GIVEN EXERCISE: Could you copy every line from the material below in which "name" appears?

GIVEN RECORDS:

════════════════════

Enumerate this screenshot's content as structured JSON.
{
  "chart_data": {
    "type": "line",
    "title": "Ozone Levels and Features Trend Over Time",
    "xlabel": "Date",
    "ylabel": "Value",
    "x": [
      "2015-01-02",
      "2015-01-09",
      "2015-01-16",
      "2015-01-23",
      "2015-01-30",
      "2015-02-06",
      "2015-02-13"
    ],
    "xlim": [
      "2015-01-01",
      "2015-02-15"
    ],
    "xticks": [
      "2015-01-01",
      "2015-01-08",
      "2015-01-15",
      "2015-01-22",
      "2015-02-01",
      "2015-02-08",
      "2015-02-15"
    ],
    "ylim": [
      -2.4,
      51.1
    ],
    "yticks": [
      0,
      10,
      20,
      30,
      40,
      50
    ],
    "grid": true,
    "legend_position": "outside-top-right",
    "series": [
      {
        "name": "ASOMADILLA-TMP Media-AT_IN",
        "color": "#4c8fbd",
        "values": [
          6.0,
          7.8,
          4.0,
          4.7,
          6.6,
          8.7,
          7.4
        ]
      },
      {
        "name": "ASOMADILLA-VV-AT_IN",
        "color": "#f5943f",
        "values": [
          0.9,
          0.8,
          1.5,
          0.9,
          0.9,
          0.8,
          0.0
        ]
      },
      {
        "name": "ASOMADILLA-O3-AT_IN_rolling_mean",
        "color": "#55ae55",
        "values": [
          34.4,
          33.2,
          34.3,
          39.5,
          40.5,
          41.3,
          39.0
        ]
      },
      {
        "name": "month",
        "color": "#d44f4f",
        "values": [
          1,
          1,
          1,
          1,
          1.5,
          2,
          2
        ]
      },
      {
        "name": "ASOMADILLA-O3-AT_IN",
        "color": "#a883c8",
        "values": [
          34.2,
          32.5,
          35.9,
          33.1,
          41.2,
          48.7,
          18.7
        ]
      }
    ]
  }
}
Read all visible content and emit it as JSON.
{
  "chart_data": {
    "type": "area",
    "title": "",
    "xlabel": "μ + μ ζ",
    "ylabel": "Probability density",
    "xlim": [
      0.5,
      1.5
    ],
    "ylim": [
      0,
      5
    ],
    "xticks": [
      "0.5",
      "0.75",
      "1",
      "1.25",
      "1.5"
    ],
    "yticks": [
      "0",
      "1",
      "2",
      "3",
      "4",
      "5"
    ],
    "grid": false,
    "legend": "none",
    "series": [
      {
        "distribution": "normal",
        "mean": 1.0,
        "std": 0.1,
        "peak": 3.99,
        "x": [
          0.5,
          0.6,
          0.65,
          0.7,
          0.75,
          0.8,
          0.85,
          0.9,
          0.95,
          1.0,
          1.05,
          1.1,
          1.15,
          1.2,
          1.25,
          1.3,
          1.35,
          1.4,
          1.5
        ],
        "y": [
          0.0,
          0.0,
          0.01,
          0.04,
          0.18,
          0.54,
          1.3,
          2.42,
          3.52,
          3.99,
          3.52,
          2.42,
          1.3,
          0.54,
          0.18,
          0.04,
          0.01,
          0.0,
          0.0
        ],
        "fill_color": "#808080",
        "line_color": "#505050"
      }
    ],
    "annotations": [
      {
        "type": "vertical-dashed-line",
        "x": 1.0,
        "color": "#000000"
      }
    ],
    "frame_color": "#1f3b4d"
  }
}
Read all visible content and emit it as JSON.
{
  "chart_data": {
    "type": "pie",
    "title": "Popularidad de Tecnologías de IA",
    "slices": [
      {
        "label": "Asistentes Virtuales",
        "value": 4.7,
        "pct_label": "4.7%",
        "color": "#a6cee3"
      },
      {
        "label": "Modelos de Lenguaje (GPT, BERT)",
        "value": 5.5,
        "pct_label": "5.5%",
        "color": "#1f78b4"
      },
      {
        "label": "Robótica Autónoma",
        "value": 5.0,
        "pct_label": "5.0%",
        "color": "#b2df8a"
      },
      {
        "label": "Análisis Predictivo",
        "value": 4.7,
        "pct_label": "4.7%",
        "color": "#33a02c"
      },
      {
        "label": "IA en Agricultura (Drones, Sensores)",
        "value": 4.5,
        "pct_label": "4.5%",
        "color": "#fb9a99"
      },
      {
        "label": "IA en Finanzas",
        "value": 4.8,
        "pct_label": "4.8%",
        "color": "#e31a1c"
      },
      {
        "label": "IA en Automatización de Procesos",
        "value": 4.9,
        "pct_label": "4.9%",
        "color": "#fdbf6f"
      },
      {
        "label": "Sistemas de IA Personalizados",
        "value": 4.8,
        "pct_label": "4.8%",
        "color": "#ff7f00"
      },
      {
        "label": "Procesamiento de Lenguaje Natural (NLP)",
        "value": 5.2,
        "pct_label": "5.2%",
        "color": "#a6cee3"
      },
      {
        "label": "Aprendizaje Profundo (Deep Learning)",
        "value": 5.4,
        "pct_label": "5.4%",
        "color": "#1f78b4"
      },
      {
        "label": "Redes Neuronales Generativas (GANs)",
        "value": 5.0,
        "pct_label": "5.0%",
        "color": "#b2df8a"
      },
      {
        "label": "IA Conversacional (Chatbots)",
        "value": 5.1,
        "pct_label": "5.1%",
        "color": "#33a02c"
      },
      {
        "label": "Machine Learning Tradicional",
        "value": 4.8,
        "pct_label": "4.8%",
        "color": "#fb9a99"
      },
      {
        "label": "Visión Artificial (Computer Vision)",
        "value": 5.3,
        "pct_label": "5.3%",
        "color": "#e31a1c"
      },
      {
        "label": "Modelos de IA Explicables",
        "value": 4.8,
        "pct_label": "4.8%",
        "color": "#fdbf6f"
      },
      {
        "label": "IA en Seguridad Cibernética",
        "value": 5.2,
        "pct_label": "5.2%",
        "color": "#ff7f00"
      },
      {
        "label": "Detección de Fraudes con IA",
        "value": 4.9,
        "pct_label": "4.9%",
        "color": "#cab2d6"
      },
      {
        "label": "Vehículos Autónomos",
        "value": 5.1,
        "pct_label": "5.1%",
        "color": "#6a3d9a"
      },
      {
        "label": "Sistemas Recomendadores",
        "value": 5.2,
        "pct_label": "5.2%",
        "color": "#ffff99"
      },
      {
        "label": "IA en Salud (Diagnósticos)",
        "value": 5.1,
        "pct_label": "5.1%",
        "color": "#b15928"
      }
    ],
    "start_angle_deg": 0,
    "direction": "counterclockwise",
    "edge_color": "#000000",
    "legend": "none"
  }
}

════════════════════

SOLUTION FOR THIS TASK:
        "name": "ASOMADILLA-TMP Media-AT_IN",
        "name": "ASOMADILLA-VV-AT_IN",
        "name": "ASOMADILLA-O3-AT_IN_rolling_mean",
        "name": "month",
        "name": "ASOMADILLA-O3-AT_IN",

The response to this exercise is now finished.